> **TASK INSTRUCTIONS**
Extract the text of every entry below exactly; leave images out.

> **PROVIDED INFORMATION**

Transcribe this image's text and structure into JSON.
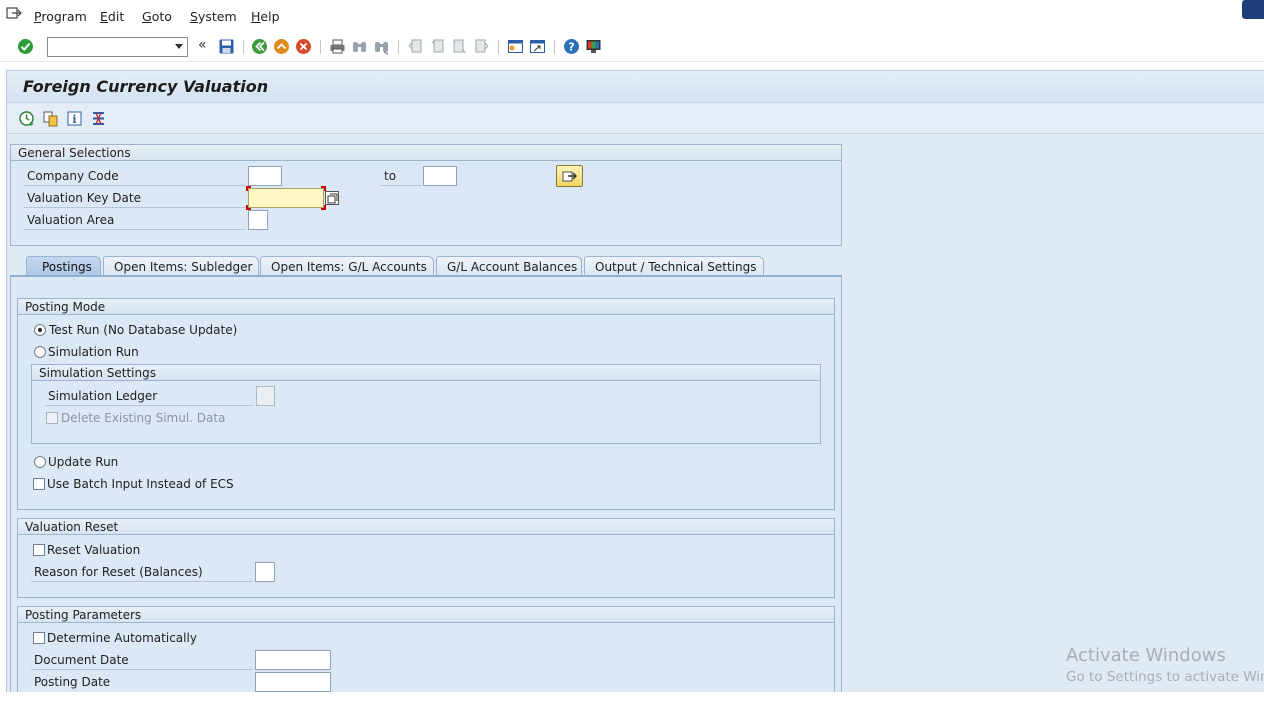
{
  "menu": {
    "items": [
      {
        "label": "Program",
        "accel": "P"
      },
      {
        "label": "Edit",
        "accel": "E"
      },
      {
        "label": "Goto",
        "accel": "G"
      },
      {
        "label": "System",
        "accel": "S"
      },
      {
        "label": "Help",
        "accel": "H"
      }
    ]
  },
  "toolbar": {
    "command_value": "",
    "command_placeholder": "",
    "back_glyph": "«"
  },
  "screen": {
    "title": "Foreign Currency Valuation"
  },
  "general_selections": {
    "title": "General Selections",
    "company_code_label": "Company Code",
    "company_code_from": "",
    "to_label": "to",
    "company_code_to": "",
    "valuation_key_date_label": "Valuation Key Date",
    "valuation_key_date": "",
    "valuation_area_label": "Valuation Area",
    "valuation_area": ""
  },
  "tabs": [
    {
      "label": "Postings",
      "active": true
    },
    {
      "label": "Open Items: Subledger",
      "active": false
    },
    {
      "label": "Open Items: G/L Accounts",
      "active": false
    },
    {
      "label": "G/L Account Balances",
      "active": false
    },
    {
      "label": "Output / Technical Settings",
      "active": false
    }
  ],
  "posting_mode": {
    "title": "Posting Mode",
    "test_run": "Test Run (No Database Update)",
    "simulation_run": "Simulation Run",
    "simulation_settings_title": "Simulation Settings",
    "simulation_ledger_label": "Simulation Ledger",
    "simulation_ledger": "",
    "delete_simul_label": "Delete Existing Simul. Data",
    "update_run": "Update Run",
    "batch_input_label": "Use Batch Input Instead of ECS",
    "selected": "test_run"
  },
  "valuation_reset": {
    "title": "Valuation Reset",
    "reset_label": "Reset Valuation",
    "reason_label": "Reason for Reset (Balances)",
    "reason": ""
  },
  "posting_parameters": {
    "title": "Posting Parameters",
    "determine_label": "Determine Automatically",
    "document_date_label": "Document Date",
    "document_date": "",
    "posting_date_label": "Posting Date",
    "posting_date": ""
  },
  "watermark": {
    "line1": "Activate Windows",
    "line2": "Go to Settings to activate Win"
  },
  "colors": {
    "background": "#dfeaf5",
    "required_field": "#fff8c4",
    "active_tab": "#a9c6e4",
    "enter_icon": "#2e9b3a",
    "cancel_icon": "#d84b2a"
  }
}
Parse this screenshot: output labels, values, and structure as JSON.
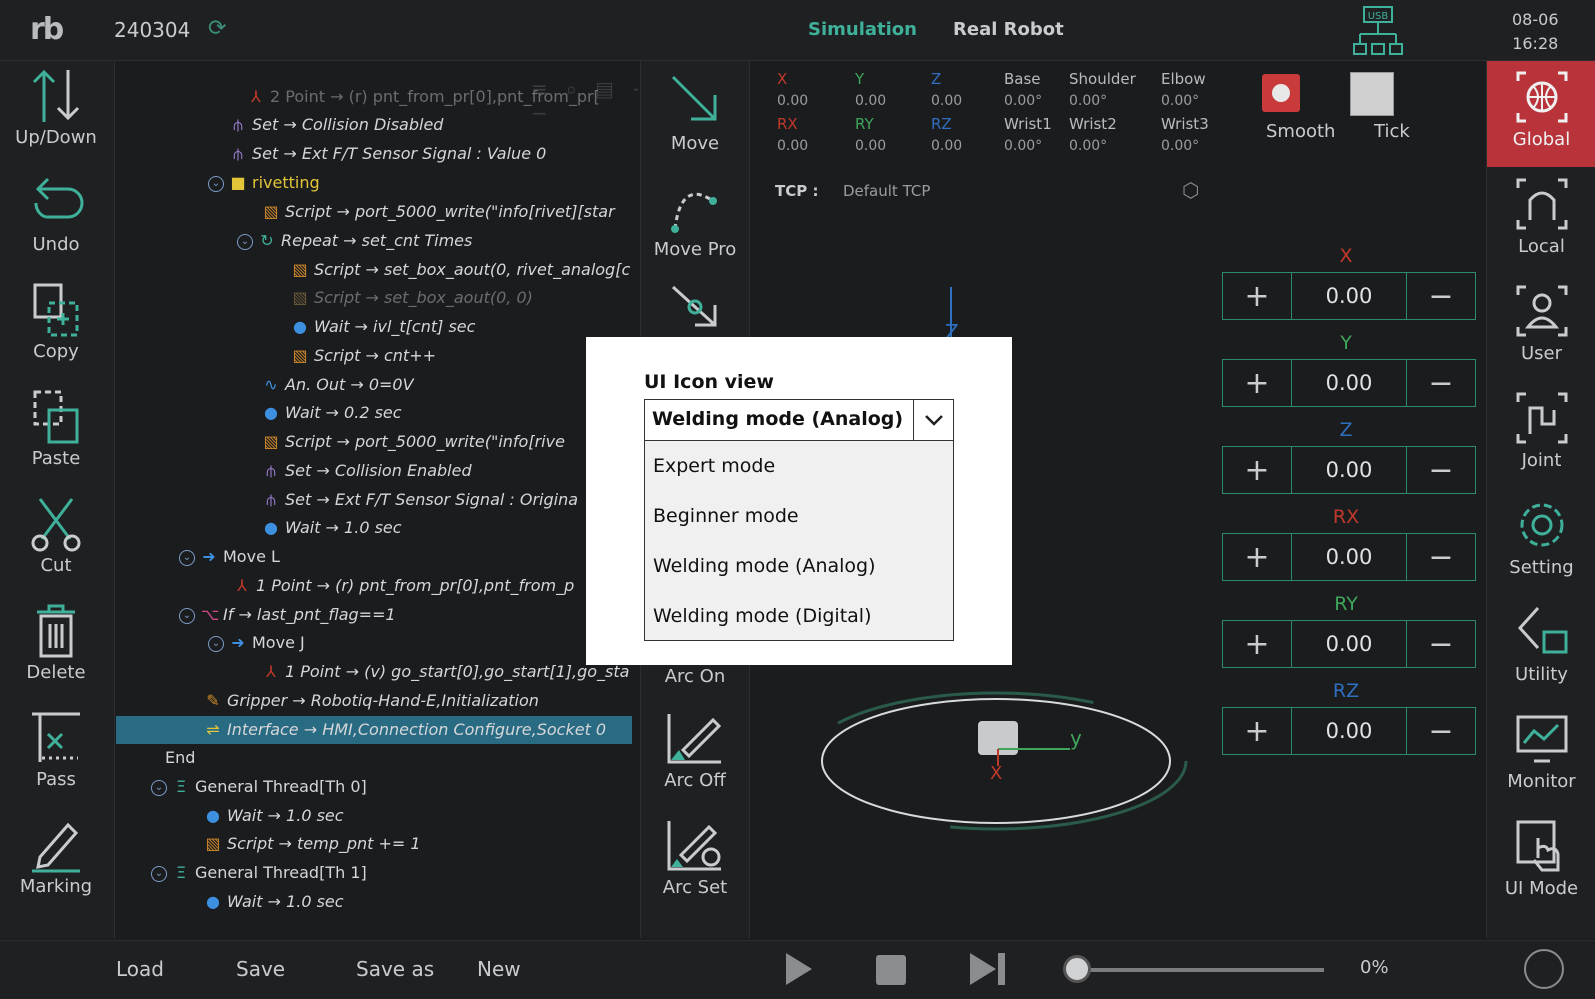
{
  "app": {
    "program_name": "240304",
    "mode_tabs": [
      "Simulation",
      "Real Robot"
    ],
    "usb_label": "USB",
    "date": "08-06",
    "time": "16:28"
  },
  "left_toolbar": [
    "Up/Down",
    "Undo",
    "Copy",
    "Paste",
    "Cut",
    "Delete",
    "Pass",
    "Marking"
  ],
  "tree": [
    {
      "text": "2 Point → (r) pnt_from_pr[0],pnt_from_pr[",
      "dim": true
    },
    {
      "text": "Set → Collision Disabled"
    },
    {
      "text": "Set → Ext F/T Sensor Signal : Value 0"
    },
    {
      "text": "rivetting"
    },
    {
      "text": "Script → port_5000_write(\"info[rivet][star"
    },
    {
      "text": "Repeat → set_cnt Times"
    },
    {
      "text": "Script → set_box_aout(0, rivet_analog[c"
    },
    {
      "text": "Script → set_box_aout(0, 0)",
      "dim": true
    },
    {
      "text": "Wait → ivl_t[cnt] sec"
    },
    {
      "text": "Script → cnt++"
    },
    {
      "text": "An. Out → 0=0V"
    },
    {
      "text": "Wait → 0.2 sec"
    },
    {
      "text": "Script → port_5000_write(\"info[rive"
    },
    {
      "text": "Set → Collision Enabled"
    },
    {
      "text": "Set → Ext F/T Sensor Signal : Origina"
    },
    {
      "text": "Wait → 1.0 sec"
    },
    {
      "text": "Move L"
    },
    {
      "text": "1 Point → (r) pnt_from_pr[0],pnt_from_p"
    },
    {
      "text": "If → last_pnt_flag==1"
    },
    {
      "text": "Move J"
    },
    {
      "text": "1 Point → (v) go_start[0],go_start[1],go_sta"
    },
    {
      "text": "Gripper → Robotiq-Hand-E,Initialization"
    },
    {
      "text": "Interface → HMI,Connection Configure,Socket 0",
      "selected": true
    },
    {
      "text": "End"
    },
    {
      "text": "General Thread[Th 0]"
    },
    {
      "text": "Wait → 1.0 sec"
    },
    {
      "text": "Script → temp_pnt += 1"
    },
    {
      "text": "General Thread[Th 1]"
    },
    {
      "text": "Wait → 1.0 sec"
    }
  ],
  "motion_toolbar": [
    "Move",
    "Move Pro",
    "Arc On",
    "Arc Off",
    "Arc Set"
  ],
  "readout": {
    "cart_labels": [
      "X",
      "Y",
      "Z",
      "RX",
      "RY",
      "RZ"
    ],
    "cart_values": [
      "0.00",
      "0.00",
      "0.00",
      "0.00",
      "0.00",
      "0.00"
    ],
    "joint_labels": [
      "Base",
      "Shoulder",
      "Elbow",
      "Wrist1",
      "Wrist2",
      "Wrist3"
    ],
    "joint_values": [
      "0.00°",
      "0.00°",
      "0.00°",
      "0.00°",
      "0.00°",
      "0.00°"
    ],
    "tcp_label": "TCP :",
    "tcp_value": "Default TCP",
    "smooth_label": "Smooth",
    "tick_label": "Tick"
  },
  "viewport_axes": {
    "z": "Z",
    "x": "X",
    "y": "y"
  },
  "jog": {
    "axes": [
      "X",
      "Y",
      "Z",
      "RX",
      "RY",
      "RZ"
    ],
    "values": [
      "0.00",
      "0.00",
      "0.00",
      "0.00",
      "0.00",
      "0.00"
    ],
    "colors": {
      "X": "#c0392b",
      "Y": "#3fa55a",
      "Z": "#2f6fc0",
      "RX": "#c0392b",
      "RY": "#3fa55a",
      "RZ": "#2f6fc0"
    }
  },
  "right_toolbar": [
    "Global",
    "Local",
    "User",
    "Joint",
    "Setting",
    "Utility",
    "Monitor",
    "UI Mode"
  ],
  "bottom": {
    "buttons": [
      "Load",
      "Save",
      "Save as",
      "New"
    ],
    "speed": "0%"
  },
  "modal": {
    "title": "UI Icon view",
    "selected": "Welding mode (Analog)",
    "options": [
      "Expert mode",
      "Beginner mode",
      "Welding mode (Analog)",
      "Welding mode (Digital)"
    ]
  },
  "colors": {
    "accent": "#3fb09a",
    "active": "#b8343a",
    "selected_row": "#2a6b84"
  }
}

> **THE REPLY**
Transcribe this image's text and structure into JSON.
{
  "menu": {
    "items": [
      {
        "label": "Program",
        "accel": "P"
      },
      {
        "label": "Edit",
        "accel": "E"
      },
      {
        "label": "Goto",
        "accel": "G"
      },
      {
        "label": "System",
        "accel": "S"
      },
      {
        "label": "Help",
        "accel": "H"
      }
    ]
  },
  "toolbar": {
    "command_value": "",
    "command_placeholder": "",
    "back_glyph": "«"
  },
  "screen": {
    "title": "Foreign Currency Valuation"
  },
  "general_selections": {
    "title": "General Selections",
    "company_code_label": "Company Code",
    "company_code_from": "",
    "to_label": "to",
    "company_code_to": "",
    "valuation_key_date_label": "Valuation Key Date",
    "valuation_key_date": "",
    "valuation_area_label": "Valuation Area",
    "valuation_area": ""
  },
  "tabs": [
    {
      "label": "Postings",
      "active": true
    },
    {
      "label": "Open Items: Subledger",
      "active": false
    },
    {
      "label": "Open Items: G/L Accounts",
      "active": false
    },
    {
      "label": "G/L Account Balances",
      "active": false
    },
    {
      "label": "Output / Technical Settings",
      "active": false
    }
  ],
  "posting_mode": {
    "title": "Posting Mode",
    "test_run": "Test Run (No Database Update)",
    "simulation_run": "Simulation Run",
    "simulation_settings_title": "Simulation Settings",
    "simulation_ledger_label": "Simulation Ledger",
    "simulation_ledger": "",
    "delete_simul_label": "Delete Existing Simul. Data",
    "update_run": "Update Run",
    "batch_input_label": "Use Batch Input Instead of ECS",
    "selected": "test_run"
  },
  "valuation_reset": {
    "title": "Valuation Reset",
    "reset_label": "Reset Valuation",
    "reason_label": "Reason for Reset (Balances)",
    "reason": ""
  },
  "posting_parameters": {
    "title": "Posting Parameters",
    "determine_label": "Determine Automatically",
    "document_date_label": "Document Date",
    "document_date": "",
    "posting_date_label": "Posting Date",
    "posting_date": ""
  },
  "watermark": {
    "line1": "Activate Windows",
    "line2": "Go to Settings to activate Win"
  },
  "colors": {
    "background": "#dfeaf5",
    "required_field": "#fff8c4",
    "active_tab": "#a9c6e4",
    "enter_icon": "#2e9b3a",
    "cancel_icon": "#d84b2a"
  }
}
Parse this screenshot: output labels, values, and structure as JSON.
{
  "app": {
    "program_name": "240304",
    "mode_tabs": [
      "Simulation",
      "Real Robot"
    ],
    "usb_label": "USB",
    "date": "08-06",
    "time": "16:28"
  },
  "left_toolbar": [
    "Up/Down",
    "Undo",
    "Copy",
    "Paste",
    "Cut",
    "Delete",
    "Pass",
    "Marking"
  ],
  "tree": [
    {
      "text": "2 Point → (r) pnt_from_pr[0],pnt_from_pr[",
      "dim": true
    },
    {
      "text": "Set → Collision Disabled"
    },
    {
      "text": "Set → Ext F/T Sensor Signal : Value 0"
    },
    {
      "text": "rivetting"
    },
    {
      "text": "Script → port_5000_write(\"info[rivet][star"
    },
    {
      "text": "Repeat → set_cnt Times"
    },
    {
      "text": "Script → set_box_aout(0, rivet_analog[c"
    },
    {
      "text": "Script → set_box_aout(0, 0)",
      "dim": true
    },
    {
      "text": "Wait → ivl_t[cnt] sec"
    },
    {
      "text": "Script → cnt++"
    },
    {
      "text": "An. Out → 0=0V"
    },
    {
      "text": "Wait → 0.2 sec"
    },
    {
      "text": "Script → port_5000_write(\"info[rive"
    },
    {
      "text": "Set → Collision Enabled"
    },
    {
      "text": "Set → Ext F/T Sensor Signal : Origina"
    },
    {
      "text": "Wait → 1.0 sec"
    },
    {
      "text": "Move L"
    },
    {
      "text": "1 Point → (r) pnt_from_pr[0],pnt_from_p"
    },
    {
      "text": "If → last_pnt_flag==1"
    },
    {
      "text": "Move J"
    },
    {
      "text": "1 Point → (v) go_start[0],go_start[1],go_sta"
    },
    {
      "text": "Gripper → Robotiq-Hand-E,Initialization"
    },
    {
      "text": "Interface → HMI,Connection Configure,Socket 0",
      "selected": true
    },
    {
      "text": "End"
    },
    {
      "text": "General Thread[Th 0]"
    },
    {
      "text": "Wait → 1.0 sec"
    },
    {
      "text": "Script → temp_pnt += 1"
    },
    {
      "text": "General Thread[Th 1]"
    },
    {
      "text": "Wait → 1.0 sec"
    }
  ],
  "motion_toolbar": [
    "Move",
    "Move Pro",
    "Arc On",
    "Arc Off",
    "Arc Set"
  ],
  "readout": {
    "cart_labels": [
      "X",
      "Y",
      "Z",
      "RX",
      "RY",
      "RZ"
    ],
    "cart_values": [
      "0.00",
      "0.00",
      "0.00",
      "0.00",
      "0.00",
      "0.00"
    ],
    "joint_labels": [
      "Base",
      "Shoulder",
      "Elbow",
      "Wrist1",
      "Wrist2",
      "Wrist3"
    ],
    "joint_values": [
      "0.00°",
      "0.00°",
      "0.00°",
      "0.00°",
      "0.00°",
      "0.00°"
    ],
    "tcp_label": "TCP :",
    "tcp_value": "Default TCP",
    "smooth_label": "Smooth",
    "tick_label": "Tick"
  },
  "viewport_axes": {
    "z": "Z",
    "x": "X",
    "y": "y"
  },
  "jog": {
    "axes": [
      "X",
      "Y",
      "Z",
      "RX",
      "RY",
      "RZ"
    ],
    "values": [
      "0.00",
      "0.00",
      "0.00",
      "0.00",
      "0.00",
      "0.00"
    ],
    "colors": {
      "X": "#c0392b",
      "Y": "#3fa55a",
      "Z": "#2f6fc0",
      "RX": "#c0392b",
      "RY": "#3fa55a",
      "RZ": "#2f6fc0"
    }
  },
  "right_toolbar": [
    "Global",
    "Local",
    "User",
    "Joint",
    "Setting",
    "Utility",
    "Monitor",
    "UI Mode"
  ],
  "bottom": {
    "buttons": [
      "Load",
      "Save",
      "Save as",
      "New"
    ],
    "speed": "0%"
  },
  "modal": {
    "title": "UI Icon view",
    "selected": "Welding mode (Analog)",
    "options": [
      "Expert mode",
      "Beginner mode",
      "Welding mode (Analog)",
      "Welding mode (Digital)"
    ]
  },
  "colors": {
    "accent": "#3fb09a",
    "active": "#b8343a",
    "selected_row": "#2a6b84"
  }
}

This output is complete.